> **Working data**
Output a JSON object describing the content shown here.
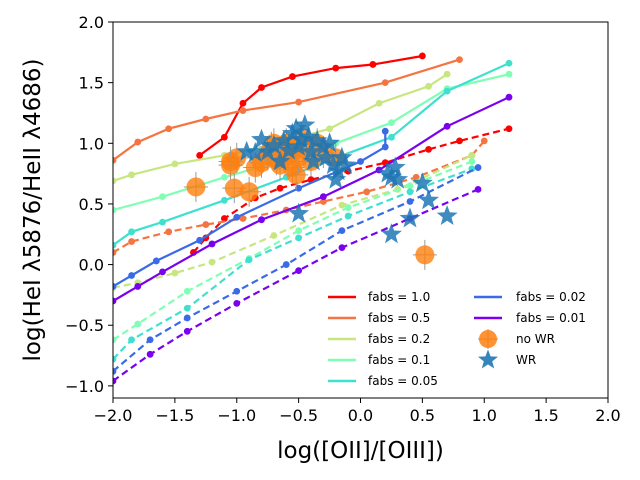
{
  "chart_data": {
    "type": "scatter",
    "xlabel": "log([OII]/[OIII])",
    "ylabel": "log(HeI λ5876/HeII λ4686)",
    "xlim": [
      -2.0,
      2.0
    ],
    "ylim": [
      -1.1,
      2.0
    ],
    "xticks": [
      -2.0,
      -1.5,
      -1.0,
      -0.5,
      0.0,
      0.5,
      1.0,
      1.5,
      2.0
    ],
    "yticks": [
      -1.0,
      -0.5,
      0.0,
      0.5,
      1.0,
      1.5,
      2.0
    ],
    "tick_labels_x": [
      "−2.0",
      "−1.5",
      "−1.0",
      "−0.5",
      "0.0",
      "0.5",
      "1.0",
      "1.5",
      "2.0"
    ],
    "tick_labels_y": [
      "−1.0",
      "−0.5",
      "0.0",
      "0.5",
      "1.0",
      "1.5",
      "2.0"
    ],
    "legend_position": "lower-right",
    "series": [
      {
        "name": "fabs = 1.0",
        "color": "#ff0000",
        "solid": [
          [
            -1.3,
            0.9
          ],
          [
            -1.1,
            1.05
          ],
          [
            -0.95,
            1.33
          ],
          [
            -0.8,
            1.46
          ],
          [
            -0.55,
            1.55
          ],
          [
            -0.2,
            1.62
          ],
          [
            0.1,
            1.65
          ],
          [
            0.5,
            1.72
          ]
        ],
        "dashed": [
          [
            -1.35,
            0.1
          ],
          [
            -1.25,
            0.22
          ],
          [
            -1.1,
            0.38
          ],
          [
            -0.85,
            0.55
          ],
          [
            -0.65,
            0.63
          ],
          [
            -0.4,
            0.7
          ],
          [
            -0.1,
            0.77
          ],
          [
            0.2,
            0.84
          ],
          [
            0.55,
            0.95
          ],
          [
            0.8,
            1.02
          ],
          [
            1.2,
            1.12
          ]
        ]
      },
      {
        "name": "fabs = 0.5",
        "color": "#f57542",
        "solid": [
          [
            -2.0,
            0.86
          ],
          [
            -1.8,
            1.01
          ],
          [
            -1.55,
            1.12
          ],
          [
            -1.25,
            1.2
          ],
          [
            -0.95,
            1.27
          ],
          [
            -0.5,
            1.34
          ],
          [
            0.2,
            1.5
          ],
          [
            0.8,
            1.69
          ]
        ],
        "dashed": [
          [
            -2.0,
            0.1
          ],
          [
            -1.85,
            0.19
          ],
          [
            -1.55,
            0.27
          ],
          [
            -1.25,
            0.33
          ],
          [
            -0.95,
            0.38
          ],
          [
            -0.6,
            0.45
          ],
          [
            -0.3,
            0.52
          ],
          [
            0.05,
            0.6
          ],
          [
            0.45,
            0.72
          ],
          [
            0.9,
            0.9
          ],
          [
            1.0,
            1.02
          ]
        ]
      },
      {
        "name": "fabs = 0.2",
        "color": "#c8e680",
        "solid": [
          [
            -2.0,
            0.69
          ],
          [
            -1.85,
            0.74
          ],
          [
            -1.5,
            0.83
          ],
          [
            -1.1,
            0.9
          ],
          [
            -0.7,
            0.99
          ],
          [
            -0.25,
            1.12
          ],
          [
            0.15,
            1.33
          ],
          [
            0.55,
            1.47
          ],
          [
            0.7,
            1.57
          ]
        ],
        "dashed": [
          [
            -2.0,
            -0.19
          ],
          [
            -1.8,
            -0.15
          ],
          [
            -1.5,
            -0.07
          ],
          [
            -1.2,
            0.02
          ],
          [
            -0.7,
            0.24
          ],
          [
            -0.15,
            0.49
          ],
          [
            0.3,
            0.62
          ],
          [
            0.9,
            0.9
          ]
        ]
      },
      {
        "name": "fabs = 0.1",
        "color": "#80ffb4",
        "solid": [
          [
            -2.0,
            0.45
          ],
          [
            -1.6,
            0.56
          ],
          [
            -1.1,
            0.72
          ],
          [
            -0.6,
            0.87
          ],
          [
            -0.2,
            1.0
          ],
          [
            0.25,
            1.17
          ],
          [
            0.7,
            1.45
          ],
          [
            1.2,
            1.57
          ]
        ],
        "dashed": [
          [
            -2.0,
            -0.62
          ],
          [
            -1.8,
            -0.49
          ],
          [
            -1.4,
            -0.22
          ],
          [
            -0.9,
            0.05
          ],
          [
            -0.5,
            0.28
          ],
          [
            -0.1,
            0.47
          ],
          [
            0.4,
            0.65
          ],
          [
            0.9,
            0.85
          ]
        ]
      },
      {
        "name": "fabs = 0.05",
        "color": "#40e0d0",
        "solid": [
          [
            -2.0,
            0.16
          ],
          [
            -1.85,
            0.27
          ],
          [
            -1.6,
            0.35
          ],
          [
            -1.1,
            0.53
          ],
          [
            -0.6,
            0.72
          ],
          [
            -0.2,
            0.88
          ],
          [
            0.25,
            1.05
          ],
          [
            0.7,
            1.43
          ],
          [
            1.2,
            1.66
          ]
        ],
        "dashed": [
          [
            -2.0,
            -0.78
          ],
          [
            -1.85,
            -0.62
          ],
          [
            -1.4,
            -0.36
          ],
          [
            -0.9,
            0.04
          ],
          [
            -0.5,
            0.22
          ],
          [
            -0.1,
            0.4
          ],
          [
            0.4,
            0.6
          ],
          [
            0.9,
            0.79
          ]
        ]
      },
      {
        "name": "fabs = 0.02",
        "color": "#3a6be6",
        "solid": [
          [
            -2.0,
            -0.18
          ],
          [
            -1.85,
            -0.09
          ],
          [
            -1.65,
            0.03
          ],
          [
            -1.3,
            0.2
          ],
          [
            -1.0,
            0.39
          ],
          [
            -0.5,
            0.63
          ],
          [
            0.0,
            0.85
          ],
          [
            0.2,
            0.97
          ],
          [
            0.2,
            1.1
          ]
        ],
        "dashed": [
          [
            -2.0,
            -0.88
          ],
          [
            -1.7,
            -0.62
          ],
          [
            -1.4,
            -0.44
          ],
          [
            -1.0,
            -0.22
          ],
          [
            -0.6,
            0.0
          ],
          [
            -0.15,
            0.28
          ],
          [
            0.4,
            0.52
          ],
          [
            0.95,
            0.8
          ]
        ]
      },
      {
        "name": "fabs = 0.01",
        "color": "#7a00f0",
        "solid": [
          [
            -2.0,
            -0.3
          ],
          [
            -1.8,
            -0.18
          ],
          [
            -1.6,
            -0.06
          ],
          [
            -1.2,
            0.17
          ],
          [
            -0.8,
            0.37
          ],
          [
            -0.3,
            0.56
          ],
          [
            0.15,
            0.78
          ],
          [
            0.7,
            1.14
          ],
          [
            1.2,
            1.38
          ]
        ],
        "dashed": [
          [
            -2.0,
            -0.96
          ],
          [
            -1.7,
            -0.74
          ],
          [
            -1.4,
            -0.55
          ],
          [
            -1.0,
            -0.32
          ],
          [
            -0.5,
            -0.05
          ],
          [
            -0.15,
            0.14
          ],
          [
            0.4,
            0.38
          ],
          [
            0.95,
            0.62
          ]
        ]
      }
    ],
    "no_wr": {
      "name": "no WR",
      "color": "#ff7f0e",
      "points": [
        [
          -1.33,
          0.64
        ],
        [
          -1.05,
          0.85
        ],
        [
          -1.0,
          0.88
        ],
        [
          -1.02,
          0.63
        ],
        [
          -0.9,
          0.6
        ],
        [
          -1.05,
          0.82
        ],
        [
          -0.85,
          0.8
        ],
        [
          -0.8,
          0.84
        ],
        [
          -0.75,
          0.9
        ],
        [
          -0.72,
          0.97
        ],
        [
          -0.7,
          1.0
        ],
        [
          -0.68,
          0.86
        ],
        [
          -0.65,
          0.82
        ],
        [
          -0.62,
          0.96
        ],
        [
          -0.6,
          1.0
        ],
        [
          -0.58,
          0.9
        ],
        [
          -0.55,
          0.8
        ],
        [
          -0.55,
          0.97
        ],
        [
          -0.52,
          0.74
        ],
        [
          -0.5,
          0.88
        ],
        [
          -0.48,
          1.05
        ],
        [
          -0.45,
          0.95
        ],
        [
          -0.4,
          0.85
        ],
        [
          -0.35,
          1.0
        ],
        [
          -0.3,
          0.92
        ],
        [
          -0.2,
          0.88
        ],
        [
          0.52,
          0.08
        ]
      ]
    },
    "wr": {
      "name": "WR",
      "color": "#1f77b4",
      "points": [
        [
          -0.92,
          0.93
        ],
        [
          -0.85,
          0.92
        ],
        [
          -0.8,
          1.03
        ],
        [
          -0.75,
          0.93
        ],
        [
          -0.7,
          0.98
        ],
        [
          -0.65,
          0.85
        ],
        [
          -0.62,
          1.02
        ],
        [
          -0.58,
          0.94
        ],
        [
          -0.55,
          1.08
        ],
        [
          -0.52,
          1.12
        ],
        [
          -0.5,
          0.97
        ],
        [
          -0.48,
          1.03
        ],
        [
          -0.45,
          1.15
        ],
        [
          -0.42,
          1.05
        ],
        [
          -0.4,
          0.93
        ],
        [
          -0.38,
          0.85
        ],
        [
          -0.35,
          1.02
        ],
        [
          -0.3,
          0.97
        ],
        [
          -0.28,
          0.88
        ],
        [
          -0.25,
          1.0
        ],
        [
          -0.22,
          0.82
        ],
        [
          -0.2,
          0.7
        ],
        [
          -0.18,
          0.77
        ],
        [
          -0.15,
          0.88
        ],
        [
          -0.12,
          0.82
        ],
        [
          -0.5,
          0.42
        ],
        [
          0.22,
          0.75
        ],
        [
          0.25,
          0.72
        ],
        [
          0.28,
          0.8
        ],
        [
          0.3,
          0.7
        ],
        [
          0.5,
          0.67
        ],
        [
          0.55,
          0.53
        ],
        [
          0.25,
          0.25
        ],
        [
          0.4,
          0.38
        ],
        [
          0.7,
          0.4
        ]
      ]
    }
  }
}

> **Written exercise**
All lines in the data that contain the word "color" should be copied.

> **Answer to this problem**
        "color": "#ff0000",
        "color": "#f57542",
        "color": "#c8e680",
        "color": "#80ffb4",
        "color": "#40e0d0",
        "color": "#3a6be6",
        "color": "#7a00f0",
      "color": "#ff7f0e",
      "color": "#1f77b4",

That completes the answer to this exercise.